REQUIREMENT:
Look through the records that follow. Copy every line containing the word "name".

Figure record extracts:
--

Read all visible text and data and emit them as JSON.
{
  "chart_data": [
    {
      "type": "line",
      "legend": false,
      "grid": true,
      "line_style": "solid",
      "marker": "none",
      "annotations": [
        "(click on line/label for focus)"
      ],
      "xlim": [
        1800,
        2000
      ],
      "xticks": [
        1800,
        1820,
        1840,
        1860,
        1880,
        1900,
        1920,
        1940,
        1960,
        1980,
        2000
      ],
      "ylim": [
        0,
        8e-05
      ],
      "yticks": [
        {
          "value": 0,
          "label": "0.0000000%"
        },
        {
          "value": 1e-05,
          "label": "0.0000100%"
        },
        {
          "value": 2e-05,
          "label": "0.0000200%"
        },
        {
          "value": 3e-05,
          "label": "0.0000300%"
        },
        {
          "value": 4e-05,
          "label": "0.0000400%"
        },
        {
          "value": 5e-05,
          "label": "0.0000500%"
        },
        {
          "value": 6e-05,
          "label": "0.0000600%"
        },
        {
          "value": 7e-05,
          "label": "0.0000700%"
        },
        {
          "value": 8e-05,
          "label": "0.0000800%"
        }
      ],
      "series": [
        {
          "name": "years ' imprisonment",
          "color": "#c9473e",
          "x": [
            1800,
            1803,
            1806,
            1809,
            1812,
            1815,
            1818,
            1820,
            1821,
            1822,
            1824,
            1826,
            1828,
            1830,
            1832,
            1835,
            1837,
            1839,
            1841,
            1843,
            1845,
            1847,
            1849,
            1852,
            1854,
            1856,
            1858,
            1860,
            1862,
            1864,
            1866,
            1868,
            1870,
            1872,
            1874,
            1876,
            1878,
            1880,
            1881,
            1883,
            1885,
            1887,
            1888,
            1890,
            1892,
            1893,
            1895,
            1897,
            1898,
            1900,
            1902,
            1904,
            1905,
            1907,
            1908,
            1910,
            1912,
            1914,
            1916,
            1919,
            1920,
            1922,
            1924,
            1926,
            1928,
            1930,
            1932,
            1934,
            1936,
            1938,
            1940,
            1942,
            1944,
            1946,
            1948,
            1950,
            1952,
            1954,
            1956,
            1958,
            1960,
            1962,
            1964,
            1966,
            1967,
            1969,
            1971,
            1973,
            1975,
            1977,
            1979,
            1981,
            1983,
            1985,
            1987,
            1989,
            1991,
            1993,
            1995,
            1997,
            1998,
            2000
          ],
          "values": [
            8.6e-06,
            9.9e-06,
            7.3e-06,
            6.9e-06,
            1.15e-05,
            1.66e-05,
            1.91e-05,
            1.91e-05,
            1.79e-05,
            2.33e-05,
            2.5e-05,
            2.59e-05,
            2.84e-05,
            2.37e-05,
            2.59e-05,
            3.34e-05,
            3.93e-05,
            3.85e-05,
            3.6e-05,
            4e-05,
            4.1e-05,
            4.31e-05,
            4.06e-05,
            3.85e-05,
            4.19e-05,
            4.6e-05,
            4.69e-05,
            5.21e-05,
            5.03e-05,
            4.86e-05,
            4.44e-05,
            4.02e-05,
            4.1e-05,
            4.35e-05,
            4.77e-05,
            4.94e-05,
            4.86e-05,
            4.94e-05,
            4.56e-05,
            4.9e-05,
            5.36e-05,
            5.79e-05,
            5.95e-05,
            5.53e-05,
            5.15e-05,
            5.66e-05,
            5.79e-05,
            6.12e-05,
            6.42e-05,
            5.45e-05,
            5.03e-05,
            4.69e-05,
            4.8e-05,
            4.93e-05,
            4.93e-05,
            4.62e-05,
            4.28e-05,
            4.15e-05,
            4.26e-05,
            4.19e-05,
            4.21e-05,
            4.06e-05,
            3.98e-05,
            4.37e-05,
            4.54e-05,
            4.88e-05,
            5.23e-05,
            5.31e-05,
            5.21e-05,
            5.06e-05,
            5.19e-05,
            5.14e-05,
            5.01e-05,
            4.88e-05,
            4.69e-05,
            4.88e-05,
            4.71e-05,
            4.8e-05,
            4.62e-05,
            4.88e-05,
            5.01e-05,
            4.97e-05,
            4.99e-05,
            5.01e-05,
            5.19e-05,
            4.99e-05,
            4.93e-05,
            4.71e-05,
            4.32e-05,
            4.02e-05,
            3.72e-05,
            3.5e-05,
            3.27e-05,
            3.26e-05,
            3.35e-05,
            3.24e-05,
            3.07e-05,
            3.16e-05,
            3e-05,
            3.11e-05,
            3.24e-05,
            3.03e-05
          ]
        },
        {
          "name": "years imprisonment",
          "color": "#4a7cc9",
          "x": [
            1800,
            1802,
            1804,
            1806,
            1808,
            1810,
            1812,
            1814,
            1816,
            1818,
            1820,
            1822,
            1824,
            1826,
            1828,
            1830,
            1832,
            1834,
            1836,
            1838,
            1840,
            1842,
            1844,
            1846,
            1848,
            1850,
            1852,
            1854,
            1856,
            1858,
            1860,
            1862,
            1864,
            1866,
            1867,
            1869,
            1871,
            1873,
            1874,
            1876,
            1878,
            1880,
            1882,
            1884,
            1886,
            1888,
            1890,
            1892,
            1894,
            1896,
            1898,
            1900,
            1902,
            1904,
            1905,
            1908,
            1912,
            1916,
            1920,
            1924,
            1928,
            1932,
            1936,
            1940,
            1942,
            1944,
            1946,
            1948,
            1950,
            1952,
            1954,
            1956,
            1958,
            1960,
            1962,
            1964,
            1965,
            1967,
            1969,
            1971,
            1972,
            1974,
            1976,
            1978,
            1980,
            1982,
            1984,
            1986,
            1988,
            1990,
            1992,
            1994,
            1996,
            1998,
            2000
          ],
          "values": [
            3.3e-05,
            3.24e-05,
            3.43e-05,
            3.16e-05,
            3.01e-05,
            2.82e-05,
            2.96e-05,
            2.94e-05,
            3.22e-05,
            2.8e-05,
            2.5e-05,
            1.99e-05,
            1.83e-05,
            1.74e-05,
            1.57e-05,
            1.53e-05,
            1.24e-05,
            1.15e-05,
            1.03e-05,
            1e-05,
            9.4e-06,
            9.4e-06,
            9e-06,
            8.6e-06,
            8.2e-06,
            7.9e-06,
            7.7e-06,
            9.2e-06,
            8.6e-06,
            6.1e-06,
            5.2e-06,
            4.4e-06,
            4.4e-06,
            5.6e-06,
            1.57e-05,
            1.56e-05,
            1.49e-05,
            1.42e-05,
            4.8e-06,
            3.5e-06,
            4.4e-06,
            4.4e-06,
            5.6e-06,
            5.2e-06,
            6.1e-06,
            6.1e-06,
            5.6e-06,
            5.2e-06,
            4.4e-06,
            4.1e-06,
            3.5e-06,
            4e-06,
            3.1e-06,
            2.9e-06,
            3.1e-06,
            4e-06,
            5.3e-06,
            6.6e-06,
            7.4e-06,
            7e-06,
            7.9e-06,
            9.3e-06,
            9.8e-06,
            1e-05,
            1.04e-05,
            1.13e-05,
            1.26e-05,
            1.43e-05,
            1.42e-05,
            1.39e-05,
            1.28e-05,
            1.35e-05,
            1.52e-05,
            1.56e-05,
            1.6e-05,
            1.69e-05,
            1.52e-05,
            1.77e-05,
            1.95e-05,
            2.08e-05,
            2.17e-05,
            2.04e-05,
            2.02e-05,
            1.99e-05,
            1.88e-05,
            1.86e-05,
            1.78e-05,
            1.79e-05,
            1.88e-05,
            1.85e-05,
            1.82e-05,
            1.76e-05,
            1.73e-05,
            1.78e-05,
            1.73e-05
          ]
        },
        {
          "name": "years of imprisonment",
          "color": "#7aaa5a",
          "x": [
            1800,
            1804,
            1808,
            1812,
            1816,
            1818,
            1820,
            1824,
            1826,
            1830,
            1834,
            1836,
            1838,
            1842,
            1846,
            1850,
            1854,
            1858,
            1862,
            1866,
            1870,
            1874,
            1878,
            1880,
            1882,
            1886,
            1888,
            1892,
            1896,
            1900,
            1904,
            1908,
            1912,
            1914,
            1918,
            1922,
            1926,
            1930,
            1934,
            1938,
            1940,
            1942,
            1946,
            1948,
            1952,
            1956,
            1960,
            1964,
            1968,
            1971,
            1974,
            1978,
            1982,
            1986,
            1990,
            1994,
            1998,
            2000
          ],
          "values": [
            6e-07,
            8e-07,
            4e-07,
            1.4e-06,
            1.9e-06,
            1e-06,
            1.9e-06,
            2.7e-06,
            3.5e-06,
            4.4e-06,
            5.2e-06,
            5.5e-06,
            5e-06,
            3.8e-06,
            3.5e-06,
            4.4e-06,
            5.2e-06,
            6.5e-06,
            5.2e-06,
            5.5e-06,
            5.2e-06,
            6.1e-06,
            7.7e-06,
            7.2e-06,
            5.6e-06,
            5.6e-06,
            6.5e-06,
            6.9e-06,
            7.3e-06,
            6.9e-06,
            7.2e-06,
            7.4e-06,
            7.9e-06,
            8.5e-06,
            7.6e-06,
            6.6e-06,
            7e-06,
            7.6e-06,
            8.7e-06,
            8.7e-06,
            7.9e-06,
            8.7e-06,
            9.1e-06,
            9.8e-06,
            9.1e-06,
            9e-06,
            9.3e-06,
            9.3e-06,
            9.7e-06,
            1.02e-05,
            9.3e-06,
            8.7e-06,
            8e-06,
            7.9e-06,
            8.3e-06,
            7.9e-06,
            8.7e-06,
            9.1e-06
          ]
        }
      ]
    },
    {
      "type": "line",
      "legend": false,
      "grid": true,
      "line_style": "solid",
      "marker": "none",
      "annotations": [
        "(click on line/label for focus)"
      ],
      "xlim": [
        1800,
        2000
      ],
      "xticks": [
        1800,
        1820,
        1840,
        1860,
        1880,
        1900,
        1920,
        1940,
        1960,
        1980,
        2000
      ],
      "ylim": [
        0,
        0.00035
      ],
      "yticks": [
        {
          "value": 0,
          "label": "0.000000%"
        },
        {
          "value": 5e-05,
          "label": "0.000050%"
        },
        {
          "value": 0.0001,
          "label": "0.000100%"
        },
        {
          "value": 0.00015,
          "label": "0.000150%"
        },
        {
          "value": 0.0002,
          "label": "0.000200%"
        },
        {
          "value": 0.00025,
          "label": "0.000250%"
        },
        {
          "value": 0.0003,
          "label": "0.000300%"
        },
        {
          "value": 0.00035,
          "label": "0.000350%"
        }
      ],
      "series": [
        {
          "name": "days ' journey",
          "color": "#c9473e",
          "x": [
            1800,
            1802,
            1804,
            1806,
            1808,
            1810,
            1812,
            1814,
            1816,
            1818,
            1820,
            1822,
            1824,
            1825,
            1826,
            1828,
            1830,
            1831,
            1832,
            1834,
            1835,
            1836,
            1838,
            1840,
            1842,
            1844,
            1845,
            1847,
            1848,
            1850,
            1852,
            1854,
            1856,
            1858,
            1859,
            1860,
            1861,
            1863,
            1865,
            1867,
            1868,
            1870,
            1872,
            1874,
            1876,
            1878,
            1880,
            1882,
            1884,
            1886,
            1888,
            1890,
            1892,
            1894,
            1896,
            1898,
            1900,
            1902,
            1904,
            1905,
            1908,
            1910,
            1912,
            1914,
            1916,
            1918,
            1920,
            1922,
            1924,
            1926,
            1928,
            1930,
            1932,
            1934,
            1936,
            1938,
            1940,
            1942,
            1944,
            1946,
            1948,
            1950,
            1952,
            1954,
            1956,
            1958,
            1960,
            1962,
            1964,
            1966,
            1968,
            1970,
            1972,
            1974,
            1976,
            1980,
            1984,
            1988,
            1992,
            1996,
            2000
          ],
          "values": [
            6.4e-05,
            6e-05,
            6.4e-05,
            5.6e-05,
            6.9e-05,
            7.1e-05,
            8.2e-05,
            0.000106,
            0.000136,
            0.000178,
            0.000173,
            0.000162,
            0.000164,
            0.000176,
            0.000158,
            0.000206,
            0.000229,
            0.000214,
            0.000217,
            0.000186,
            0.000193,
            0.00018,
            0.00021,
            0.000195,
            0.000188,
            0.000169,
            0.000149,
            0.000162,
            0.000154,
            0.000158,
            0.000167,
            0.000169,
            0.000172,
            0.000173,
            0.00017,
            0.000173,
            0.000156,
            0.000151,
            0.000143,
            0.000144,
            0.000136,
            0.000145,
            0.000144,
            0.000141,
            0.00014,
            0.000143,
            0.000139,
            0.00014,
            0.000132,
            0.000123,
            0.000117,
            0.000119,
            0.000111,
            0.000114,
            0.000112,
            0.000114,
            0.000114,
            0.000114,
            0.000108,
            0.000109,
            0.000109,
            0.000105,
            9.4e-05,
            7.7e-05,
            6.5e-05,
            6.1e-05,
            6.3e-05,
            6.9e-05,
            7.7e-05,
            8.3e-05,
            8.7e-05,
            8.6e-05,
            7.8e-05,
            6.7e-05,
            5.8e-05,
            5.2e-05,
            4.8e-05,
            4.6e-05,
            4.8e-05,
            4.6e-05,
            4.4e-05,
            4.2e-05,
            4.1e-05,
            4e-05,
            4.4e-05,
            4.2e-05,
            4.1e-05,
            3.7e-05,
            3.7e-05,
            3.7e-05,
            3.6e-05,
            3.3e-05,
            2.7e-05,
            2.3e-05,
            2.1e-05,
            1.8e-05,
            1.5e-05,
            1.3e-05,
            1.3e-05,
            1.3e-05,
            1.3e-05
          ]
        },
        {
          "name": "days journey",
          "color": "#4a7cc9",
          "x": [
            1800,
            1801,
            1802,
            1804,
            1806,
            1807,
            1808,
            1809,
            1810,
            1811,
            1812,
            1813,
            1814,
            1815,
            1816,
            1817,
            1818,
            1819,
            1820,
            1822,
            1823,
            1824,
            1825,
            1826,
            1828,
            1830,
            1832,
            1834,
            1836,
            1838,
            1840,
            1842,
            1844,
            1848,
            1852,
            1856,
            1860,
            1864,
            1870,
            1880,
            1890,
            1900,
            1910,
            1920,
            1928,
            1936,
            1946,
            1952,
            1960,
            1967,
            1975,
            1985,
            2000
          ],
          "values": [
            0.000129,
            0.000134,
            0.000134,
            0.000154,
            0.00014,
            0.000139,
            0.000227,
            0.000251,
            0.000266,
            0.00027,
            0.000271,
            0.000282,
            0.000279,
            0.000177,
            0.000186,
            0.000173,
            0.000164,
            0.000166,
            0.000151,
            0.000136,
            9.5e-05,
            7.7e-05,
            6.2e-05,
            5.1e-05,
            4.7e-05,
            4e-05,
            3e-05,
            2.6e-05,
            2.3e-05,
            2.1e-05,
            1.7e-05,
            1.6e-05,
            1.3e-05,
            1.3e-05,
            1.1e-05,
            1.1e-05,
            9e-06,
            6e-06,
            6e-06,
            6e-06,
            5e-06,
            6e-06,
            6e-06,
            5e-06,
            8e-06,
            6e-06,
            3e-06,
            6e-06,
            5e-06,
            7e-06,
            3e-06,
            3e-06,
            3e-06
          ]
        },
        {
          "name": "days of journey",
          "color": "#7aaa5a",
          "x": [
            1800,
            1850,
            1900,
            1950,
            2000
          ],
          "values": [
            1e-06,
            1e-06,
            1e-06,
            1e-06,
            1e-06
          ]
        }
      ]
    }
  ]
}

--

THE RESPONSE:
          "name": "years ' imprisonment",
          "name": "years imprisonment",
          "name": "years of imprisonment",
          "name": "days ' journey",
          "name": "days journey",
          "name": "days of journey",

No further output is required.